-- INFORMATION GIVEN start --

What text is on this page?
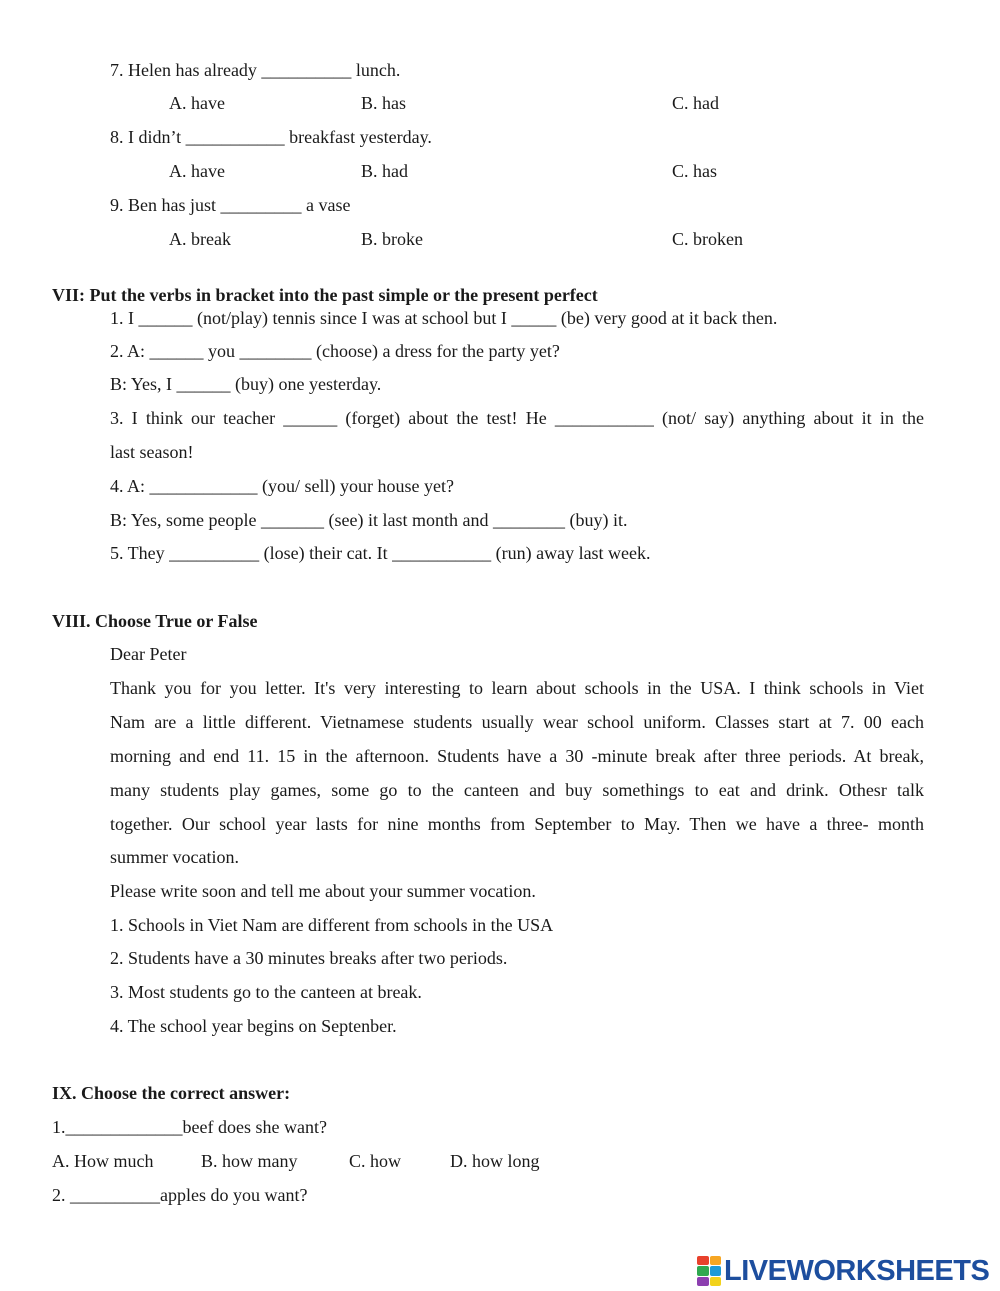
7. Helen has already __________ lunch.
A. have	B. has	C. had
8. I didn’t ___________ breakfast yesterday.
A. have	B. had	C. has
9. Ben has just _________ a vase
A. break	B. broke	C. broken
VII: Put the verbs in bracket into the past simple or the present perfect
1. I ______ (not/play) tennis since I was at school but I _____ (be) very good at it back then.
2. A: ______ you ________ (choose) a dress for the party yet?
B: Yes, I ______ (buy) one yesterday.
3. I think our teacher ______ (forget) about the test! He ___________ (not/ say) anything about it in the
last season!
4. A: ____________ (you/ sell) your house yet?
B: Yes, some people _______ (see) it last month and ________ (buy) it.
5. They __________ (lose) their cat. It ___________ (run) away last week.
VIII. Choose True or False
Dear Peter
Thank you for you letter. It's very interesting to learn about schools in the USA. I think schools in Viet
Nam are a little different. Vietnamese students usually wear school uniform. Classes start at 7. 00 each
morning and end 11. 15 in the afternoon. Students have a 30 -minute break after three periods. At break,
many students play games, some go to the canteen and buy somethings to eat and drink. Othesr talk
together. Our school year lasts for nine months from September to May. Then we have a three- month
summer vocation.
Please write soon and tell me about your summer vocation.
1. Schools in Viet Nam are different from schools in the USA
2. Students have a 30 minutes breaks after two periods.
3. Most students go to the canteen at break.
4. The school year begins on Septenber.
IX. Choose the correct answer:
1._____________beef does she want?
A. How much	B. how many	C. how	D. how long
2. __________apples do you want?
LIVEWORKSHEETS
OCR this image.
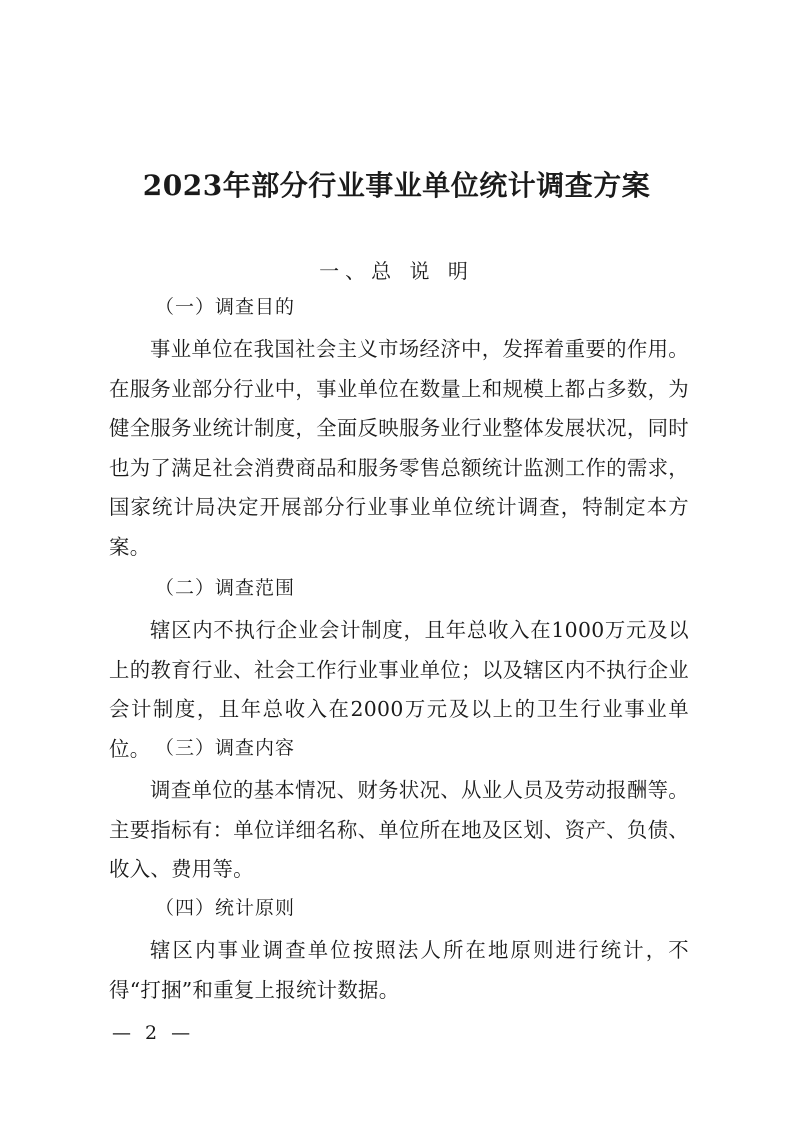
2023年部分行业事业单位统计调查方案
一、总 说 明
（一）调查目的
事业单位在我国社会主义市场经济中，发挥着重要的作用。在服务业部分行业中，事业单位在数量上和规模上都占多数，为健全服务业统计制度，全面反映服务业行业整体发展状况，同时也为了满足社会消费商品和服务零售总额统计监测工作的需求，国家统计局决定开展部分行业事业单位统计调查，特制定本方案。
（二）调查范围
辖区内不执行企业会计制度，且年总收入在1000万元及以上的教育行业、社会工作行业事业单位；以及辖区内不执行企业会计制度，且年总收入在2000万元及以上的卫生行业事业单位。 （三）调查内容
调查单位的基本情况、财务状况、从业人员及劳动报酬等。主要指标有：单位详细名称、单位所在地及区划、资产、负债、收入、费用等。
（四）统计原则
辖区内事业调查单位按照法人所在地原则进行统计，不得“打捆”和重复上报统计数据。
— 2 —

-- INFORMATION GIVEN end --

* **TASK TO COMPLETE**: Restate the records word for word, omitting images.

* **EXERCISE SOLUTION**:
What text is on this page?
7. Helen has already __________ lunch.
A. have	B. has	C. had
8. I didn’t ___________ breakfast yesterday.
A. have	B. had	C. has
9. Ben has just _________ a vase
A. break	B. broke	C. broken
VII: Put the verbs in bracket into the past simple or the present perfect
1. I ______ (not/play) tennis since I was at school but I _____ (be) very good at it back then.
2. A: ______ you ________ (choose) a dress for the party yet?
B: Yes, I ______ (buy) one yesterday.
3. I think our teacher ______ (forget) about the test! He ___________ (not/ say) anything about it in the
last season!
4. A: ____________ (you/ sell) your house yet?
B: Yes, some people _______ (see) it last month and ________ (buy) it.
5. They __________ (lose) their cat. It ___________ (run) away last week.
VIII. Choose True or False
Dear Peter
Thank you for you letter. It's very interesting to learn about schools in the USA. I think schools in Viet
Nam are a little different. Vietnamese students usually wear school uniform. Classes start at 7. 00 each
morning and end 11. 15 in the afternoon. Students have a 30 -minute break after three periods. At break,
many students play games, some go to the canteen and buy somethings to eat and drink. Othesr talk
together. Our school year lasts for nine months from September to May. Then we have a three- month
summer vocation.
Please write soon and tell me about your summer vocation.
1. Schools in Viet Nam are different from schools in the USA
2. Students have a 30 minutes breaks after two periods.
3. Most students go to the canteen at break.
4. The school year begins on Septenber.
IX. Choose the correct answer:
1._____________beef does she want?
A. How much	B. how many	C. how	D. how long
2. __________apples do you want?
LIVEWORKSHEETS
OCR this image.
2023年部分行业事业单位统计调查方案
一、总 说 明
（一）调查目的
事业单位在我国社会主义市场经济中，发挥着重要的作用。在服务业部分行业中，事业单位在数量上和规模上都占多数，为健全服务业统计制度，全面反映服务业行业整体发展状况，同时也为了满足社会消费商品和服务零售总额统计监测工作的需求，国家统计局决定开展部分行业事业单位统计调查，特制定本方案。
（二）调查范围
辖区内不执行企业会计制度，且年总收入在1000万元及以上的教育行业、社会工作行业事业单位；以及辖区内不执行企业会计制度，且年总收入在2000万元及以上的卫生行业事业单位。 （三）调查内容
调查单位的基本情况、财务状况、从业人员及劳动报酬等。主要指标有：单位详细名称、单位所在地及区划、资产、负债、收入、费用等。
（四）统计原则
辖区内事业调查单位按照法人所在地原则进行统计，不得“打捆”和重复上报统计数据。
— 2 —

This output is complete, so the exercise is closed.